[Start TASK INPUTS]

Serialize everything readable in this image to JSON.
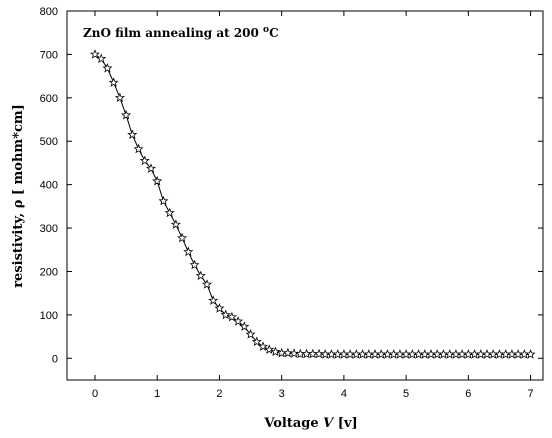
{
  "chart_data": {
    "type": "line",
    "annotation": "ZnO film annealing at 200 °C",
    "annotation_parts": {
      "text": "ZnO film annealing at 200 ",
      "superscript": "o",
      "suffix": "C"
    },
    "xlabel": "Voltage V [v]",
    "xlabel_parts": {
      "prefix": "Voltage ",
      "var": "V",
      "suffix": " [v]"
    },
    "ylabel": "resistivity, ρ [ mohm*cm]",
    "xlim": [
      -0.45,
      7.2
    ],
    "ylim": [
      -50,
      800
    ],
    "xticks": [
      0,
      1,
      2,
      3,
      4,
      5,
      6,
      7
    ],
    "yticks": [
      0,
      100,
      200,
      300,
      400,
      500,
      600,
      700,
      800
    ],
    "marker": "open-star",
    "grid": false,
    "series": [
      {
        "x": [
          0,
          0.1,
          0.2,
          0.3,
          0.4,
          0.5,
          0.6,
          0.7,
          0.8,
          0.9,
          1.0,
          1.1,
          1.2,
          1.3,
          1.4,
          1.5,
          1.6,
          1.7,
          1.8,
          1.9,
          2.0,
          2.1,
          2.2,
          2.3,
          2.4,
          2.5,
          2.6,
          2.7,
          2.8,
          2.9,
          3.0,
          3.1,
          3.2,
          3.3,
          3.4,
          3.5,
          3.6,
          3.7,
          3.8,
          3.9,
          4.0,
          4.1,
          4.2,
          4.3,
          4.4,
          4.5,
          4.6,
          4.7,
          4.8,
          4.9,
          5.0,
          5.1,
          5.2,
          5.3,
          5.4,
          5.5,
          5.6,
          5.7,
          5.8,
          5.9,
          6.0,
          6.1,
          6.2,
          6.3,
          6.4,
          6.5,
          6.6,
          6.7,
          6.8,
          6.9,
          7.0
        ],
        "y": [
          700,
          690,
          668,
          635,
          600,
          560,
          515,
          482,
          455,
          437,
          408,
          362,
          335,
          308,
          277,
          245,
          215,
          190,
          170,
          133,
          115,
          100,
          95,
          85,
          73,
          55,
          38,
          27,
          20,
          15,
          12,
          12,
          11,
          10,
          10,
          10,
          10,
          9,
          9,
          9,
          9,
          9,
          9,
          9,
          9,
          9,
          9,
          9,
          9,
          9,
          9,
          9,
          9,
          9,
          9,
          9,
          9,
          9,
          9,
          9,
          9,
          9,
          9,
          9,
          9,
          9,
          9,
          9,
          9,
          9,
          9
        ]
      }
    ]
  }
}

[End TASK INPUTS]

Quote all the records verbatim, dropping any pictures from your copy.

Serialize everything readable in this image to JSON.
{
  "chart_data": {
    "type": "line",
    "annotation": "ZnO film annealing at 200 °C",
    "annotation_parts": {
      "text": "ZnO film annealing at 200 ",
      "superscript": "o",
      "suffix": "C"
    },
    "xlabel": "Voltage V [v]",
    "xlabel_parts": {
      "prefix": "Voltage ",
      "var": "V",
      "suffix": " [v]"
    },
    "ylabel": "resistivity, ρ [ mohm*cm]",
    "xlim": [
      -0.45,
      7.2
    ],
    "ylim": [
      -50,
      800
    ],
    "xticks": [
      0,
      1,
      2,
      3,
      4,
      5,
      6,
      7
    ],
    "yticks": [
      0,
      100,
      200,
      300,
      400,
      500,
      600,
      700,
      800
    ],
    "marker": "open-star",
    "grid": false,
    "series": [
      {
        "x": [
          0,
          0.1,
          0.2,
          0.3,
          0.4,
          0.5,
          0.6,
          0.7,
          0.8,
          0.9,
          1.0,
          1.1,
          1.2,
          1.3,
          1.4,
          1.5,
          1.6,
          1.7,
          1.8,
          1.9,
          2.0,
          2.1,
          2.2,
          2.3,
          2.4,
          2.5,
          2.6,
          2.7,
          2.8,
          2.9,
          3.0,
          3.1,
          3.2,
          3.3,
          3.4,
          3.5,
          3.6,
          3.7,
          3.8,
          3.9,
          4.0,
          4.1,
          4.2,
          4.3,
          4.4,
          4.5,
          4.6,
          4.7,
          4.8,
          4.9,
          5.0,
          5.1,
          5.2,
          5.3,
          5.4,
          5.5,
          5.6,
          5.7,
          5.8,
          5.9,
          6.0,
          6.1,
          6.2,
          6.3,
          6.4,
          6.5,
          6.6,
          6.7,
          6.8,
          6.9,
          7.0
        ],
        "y": [
          700,
          690,
          668,
          635,
          600,
          560,
          515,
          482,
          455,
          437,
          408,
          362,
          335,
          308,
          277,
          245,
          215,
          190,
          170,
          133,
          115,
          100,
          95,
          85,
          73,
          55,
          38,
          27,
          20,
          15,
          12,
          12,
          11,
          10,
          10,
          10,
          10,
          9,
          9,
          9,
          9,
          9,
          9,
          9,
          9,
          9,
          9,
          9,
          9,
          9,
          9,
          9,
          9,
          9,
          9,
          9,
          9,
          9,
          9,
          9,
          9,
          9,
          9,
          9,
          9,
          9,
          9,
          9,
          9,
          9,
          9
        ]
      }
    ]
  }
}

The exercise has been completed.